INSTRUCTIONS TO FOLLOW: Starting at the line containing "Convert this screenshot", please quote every line up to and including the line containing "What's the underlying", exactly, and nothing beyond.

ENTRIES SHOWN:
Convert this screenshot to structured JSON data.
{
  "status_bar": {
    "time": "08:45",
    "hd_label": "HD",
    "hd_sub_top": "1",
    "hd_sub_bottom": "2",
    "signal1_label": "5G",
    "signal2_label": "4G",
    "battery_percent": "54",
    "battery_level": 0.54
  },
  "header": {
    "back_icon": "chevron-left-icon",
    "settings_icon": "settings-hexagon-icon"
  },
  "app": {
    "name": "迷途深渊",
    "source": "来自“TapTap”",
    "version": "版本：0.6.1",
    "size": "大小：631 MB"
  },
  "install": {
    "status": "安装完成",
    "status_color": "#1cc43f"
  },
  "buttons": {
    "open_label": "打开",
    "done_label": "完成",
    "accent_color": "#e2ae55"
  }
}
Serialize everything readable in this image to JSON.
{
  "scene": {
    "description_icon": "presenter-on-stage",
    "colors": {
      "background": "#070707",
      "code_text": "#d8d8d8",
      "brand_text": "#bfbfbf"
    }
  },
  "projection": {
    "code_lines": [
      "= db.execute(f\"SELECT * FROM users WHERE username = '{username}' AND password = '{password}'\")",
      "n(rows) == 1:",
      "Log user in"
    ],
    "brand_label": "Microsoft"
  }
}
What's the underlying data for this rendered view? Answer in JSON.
* * *
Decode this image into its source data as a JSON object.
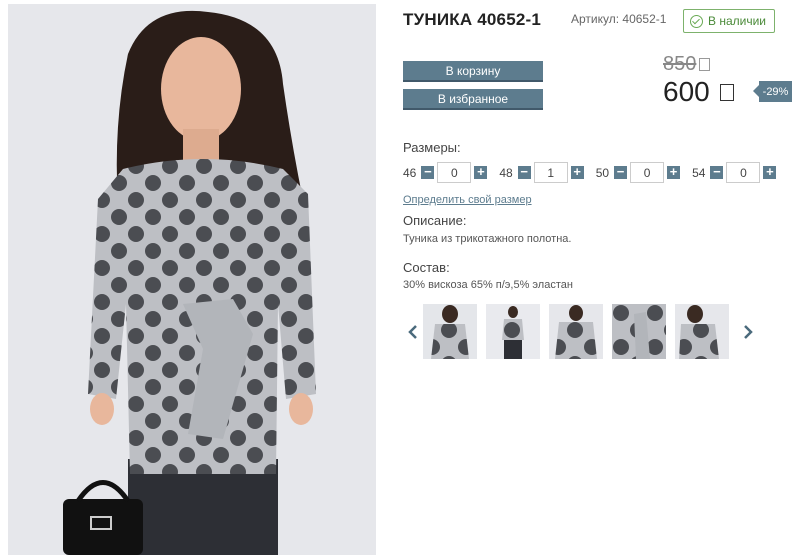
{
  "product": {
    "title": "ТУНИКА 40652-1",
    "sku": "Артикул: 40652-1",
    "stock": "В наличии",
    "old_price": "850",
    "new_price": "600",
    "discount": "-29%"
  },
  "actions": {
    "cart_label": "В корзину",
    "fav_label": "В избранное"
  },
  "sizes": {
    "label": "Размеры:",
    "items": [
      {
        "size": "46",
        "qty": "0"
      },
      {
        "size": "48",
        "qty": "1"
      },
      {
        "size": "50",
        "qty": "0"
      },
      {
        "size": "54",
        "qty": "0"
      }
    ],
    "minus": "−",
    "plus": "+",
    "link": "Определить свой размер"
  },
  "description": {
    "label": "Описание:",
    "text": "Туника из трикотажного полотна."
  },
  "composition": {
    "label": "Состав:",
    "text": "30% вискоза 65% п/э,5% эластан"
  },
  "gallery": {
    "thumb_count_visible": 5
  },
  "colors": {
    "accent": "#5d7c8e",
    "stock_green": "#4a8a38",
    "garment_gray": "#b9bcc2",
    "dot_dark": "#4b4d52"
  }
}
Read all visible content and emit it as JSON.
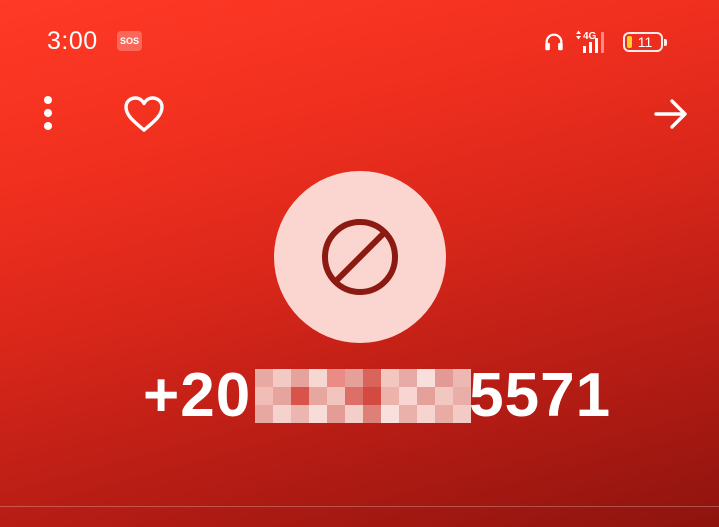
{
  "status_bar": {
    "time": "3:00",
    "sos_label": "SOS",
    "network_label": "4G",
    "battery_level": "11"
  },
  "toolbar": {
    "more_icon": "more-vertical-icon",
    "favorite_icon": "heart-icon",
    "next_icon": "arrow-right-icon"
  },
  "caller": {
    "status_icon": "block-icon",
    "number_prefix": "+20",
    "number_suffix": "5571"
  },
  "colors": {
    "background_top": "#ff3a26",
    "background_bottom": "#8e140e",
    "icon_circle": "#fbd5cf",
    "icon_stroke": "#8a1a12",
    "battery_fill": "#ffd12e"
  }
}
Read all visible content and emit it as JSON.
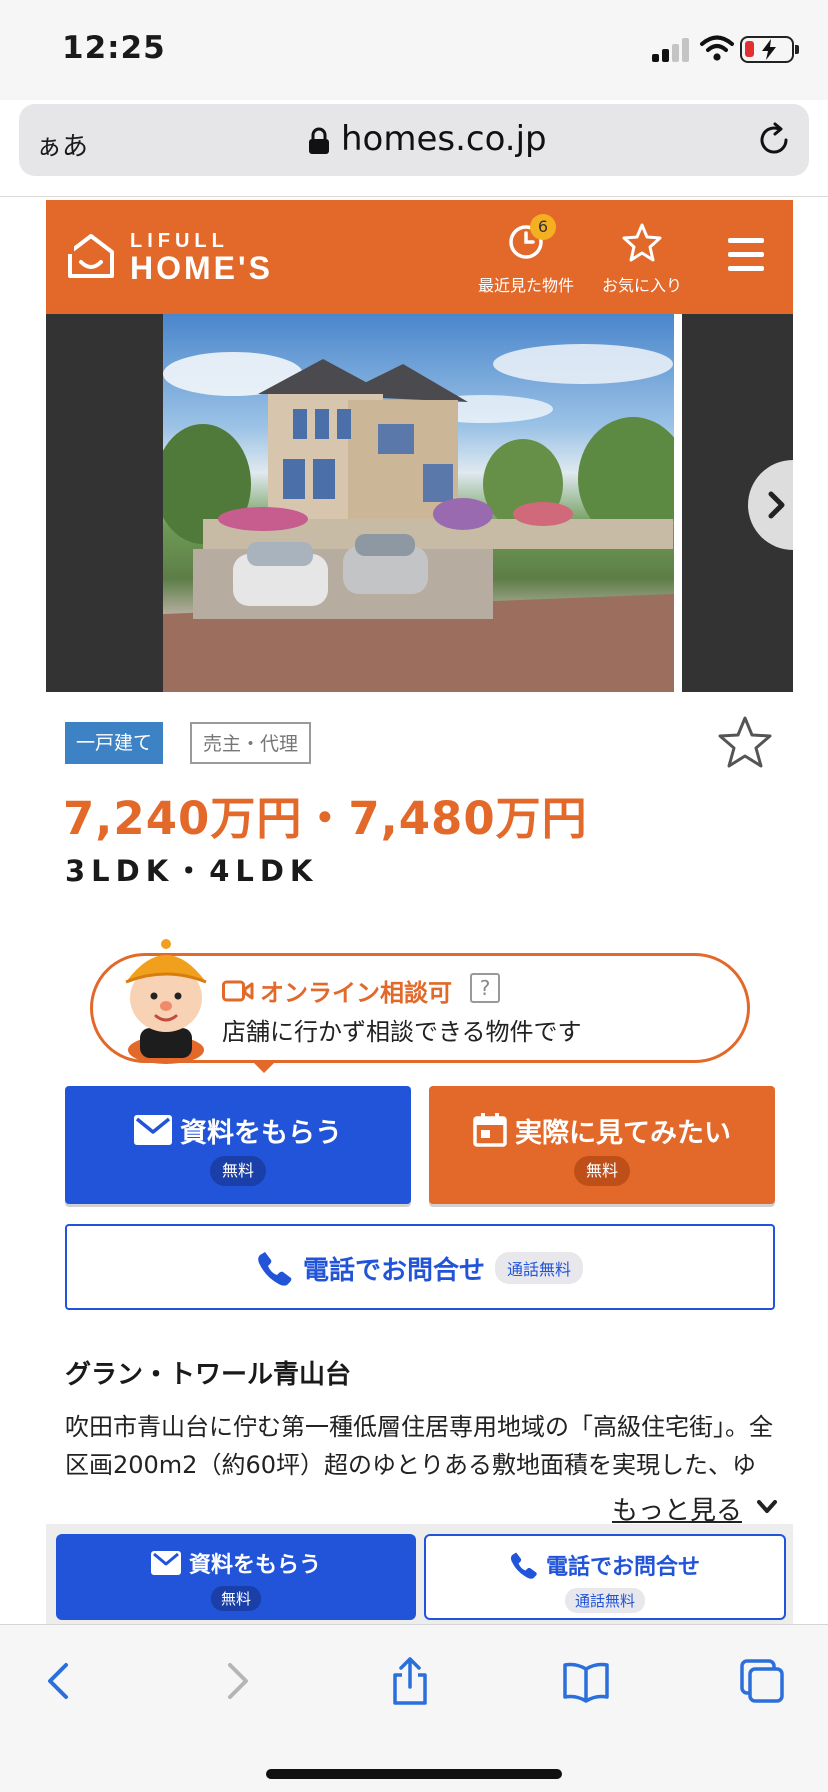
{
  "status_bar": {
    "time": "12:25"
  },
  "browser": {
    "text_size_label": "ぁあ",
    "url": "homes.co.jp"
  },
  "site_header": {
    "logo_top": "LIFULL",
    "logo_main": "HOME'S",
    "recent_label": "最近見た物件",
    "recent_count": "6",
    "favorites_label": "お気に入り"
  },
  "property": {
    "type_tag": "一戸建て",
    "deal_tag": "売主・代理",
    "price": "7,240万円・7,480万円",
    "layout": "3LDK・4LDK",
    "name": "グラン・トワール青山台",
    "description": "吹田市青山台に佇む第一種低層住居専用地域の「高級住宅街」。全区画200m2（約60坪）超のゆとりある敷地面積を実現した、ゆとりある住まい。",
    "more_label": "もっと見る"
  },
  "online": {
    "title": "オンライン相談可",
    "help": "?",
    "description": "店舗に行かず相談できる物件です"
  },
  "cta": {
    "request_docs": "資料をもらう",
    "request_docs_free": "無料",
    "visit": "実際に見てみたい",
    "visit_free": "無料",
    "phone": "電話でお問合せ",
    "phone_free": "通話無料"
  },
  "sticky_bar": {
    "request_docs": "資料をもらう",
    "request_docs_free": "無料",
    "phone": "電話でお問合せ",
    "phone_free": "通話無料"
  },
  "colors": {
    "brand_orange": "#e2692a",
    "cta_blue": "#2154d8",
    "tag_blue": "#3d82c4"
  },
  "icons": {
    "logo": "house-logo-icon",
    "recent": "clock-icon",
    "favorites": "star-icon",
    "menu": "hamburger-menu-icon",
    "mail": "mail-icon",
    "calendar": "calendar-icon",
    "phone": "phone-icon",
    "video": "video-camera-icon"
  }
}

FULL OUTPUT:
Convert this screenshot to structured JSON data.
{
  "status_bar": {
    "time": "08:45",
    "hd_label": "HD",
    "hd_sub_top": "1",
    "hd_sub_bottom": "2",
    "signal1_label": "5G",
    "signal2_label": "4G",
    "battery_percent": "54",
    "battery_level": 0.54
  },
  "header": {
    "back_icon": "chevron-left-icon",
    "settings_icon": "settings-hexagon-icon"
  },
  "app": {
    "name": "迷途深渊",
    "source": "来自“TapTap”",
    "version": "版本：0.6.1",
    "size": "大小：631 MB"
  },
  "install": {
    "status": "安装完成",
    "status_color": "#1cc43f"
  },
  "buttons": {
    "open_label": "打开",
    "done_label": "完成",
    "accent_color": "#e2ae55"
  }
}
Serialize everything readable in this image to JSON.
{
  "scene": {
    "description_icon": "presenter-on-stage",
    "colors": {
      "background": "#070707",
      "code_text": "#d8d8d8",
      "brand_text": "#bfbfbf"
    }
  },
  "projection": {
    "code_lines": [
      "= db.execute(f\"SELECT * FROM users WHERE username = '{username}' AND password = '{password}'\")",
      "n(rows) == 1:",
      "Log user in"
    ],
    "brand_label": "Microsoft"
  }
}
What's the underlying data for this rendered view? Answer in JSON.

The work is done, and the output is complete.